>> Begin Records for the task

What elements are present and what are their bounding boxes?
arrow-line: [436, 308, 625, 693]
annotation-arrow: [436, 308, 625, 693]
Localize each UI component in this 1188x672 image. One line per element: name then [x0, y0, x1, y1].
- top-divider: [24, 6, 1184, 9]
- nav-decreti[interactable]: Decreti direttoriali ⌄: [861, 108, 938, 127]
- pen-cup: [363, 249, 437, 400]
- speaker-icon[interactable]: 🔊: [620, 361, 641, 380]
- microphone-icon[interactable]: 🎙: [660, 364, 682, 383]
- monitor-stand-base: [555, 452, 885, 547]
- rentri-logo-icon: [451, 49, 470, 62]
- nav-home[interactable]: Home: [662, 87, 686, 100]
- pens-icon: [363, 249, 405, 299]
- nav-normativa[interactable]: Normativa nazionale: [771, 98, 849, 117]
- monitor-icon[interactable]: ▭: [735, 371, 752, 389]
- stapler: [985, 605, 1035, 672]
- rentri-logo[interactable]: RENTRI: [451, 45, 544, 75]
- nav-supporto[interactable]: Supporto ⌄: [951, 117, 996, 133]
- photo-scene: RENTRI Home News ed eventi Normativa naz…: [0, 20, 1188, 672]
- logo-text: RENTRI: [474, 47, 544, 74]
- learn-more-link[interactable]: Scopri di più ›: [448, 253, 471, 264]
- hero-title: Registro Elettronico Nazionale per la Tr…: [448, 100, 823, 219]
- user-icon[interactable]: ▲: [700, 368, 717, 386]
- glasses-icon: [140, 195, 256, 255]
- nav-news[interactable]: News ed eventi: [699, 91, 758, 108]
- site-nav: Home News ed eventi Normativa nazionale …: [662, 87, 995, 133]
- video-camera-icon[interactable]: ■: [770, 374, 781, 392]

>> End Records for the task

**Stated problem:**
Convert the lines above into a JSON list of strings, with each line as its own string and blank lines left out.

**Response below:**
[
  "What elements are present and what are their bounding boxes?",
  "arrow-line: [436, 308, 625, 693]",
  "annotation-arrow: [436, 308, 625, 693]",
  "Localize each UI component in this 1188x672 image. One line per element: name then [x0, y0, x1, y1].",
  "- top-divider: [24, 6, 1184, 9]",
  "- nav-decreti[interactable]: Decreti direttoriali ⌄: [861, 108, 938, 127]",
  "- pen-cup: [363, 249, 437, 400]",
  "- speaker-icon[interactable]: 🔊: [620, 361, 641, 380]",
  "- microphone-icon[interactable]: 🎙: [660, 364, 682, 383]",
  "- monitor-stand-base: [555, 452, 885, 547]",
  "- rentri-logo-icon: [451, 49, 470, 62]",
  "- nav-home[interactable]: Home: [662, 87, 686, 100]",
  "- pens-icon: [363, 249, 405, 299]",
  "- nav-normativa[interactable]: Normativa nazionale: [771, 98, 849, 117]",
  "- monitor-icon[interactable]: ▭: [735, 371, 752, 389]",
  "- stapler: [985, 605, 1035, 672]",
  "- rentri-logo[interactable]: RENTRI: [451, 45, 544, 75]",
  "- nav-supporto[interactable]: Supporto ⌄: [951, 117, 996, 133]",
  "- photo-scene: RENTRI Home News ed eventi Normativa naz…: [0, 20, 1188, 672]",
  "- logo-text: RENTRI: [474, 47, 544, 74]",
  "- learn-more-link[interactable]: Scopri di più ›: [448, 253, 471, 264]",
  "- hero-title: Registro Elettronico Nazionale per la Tr…: [448, 100, 823, 219]",
  "- user-icon[interactable]: ▲: [700, 368, 717, 386]",
  "- glasses-icon: [140, 195, 256, 255]",
  "- nav-news[interactable]: News ed eventi: [699, 91, 758, 108]",
  "- site-nav: Home News ed eventi Normativa nazionale …: [662, 87, 995, 133]",
  "- video-camera-icon[interactable]: ■: [770, 374, 781, 392]"
]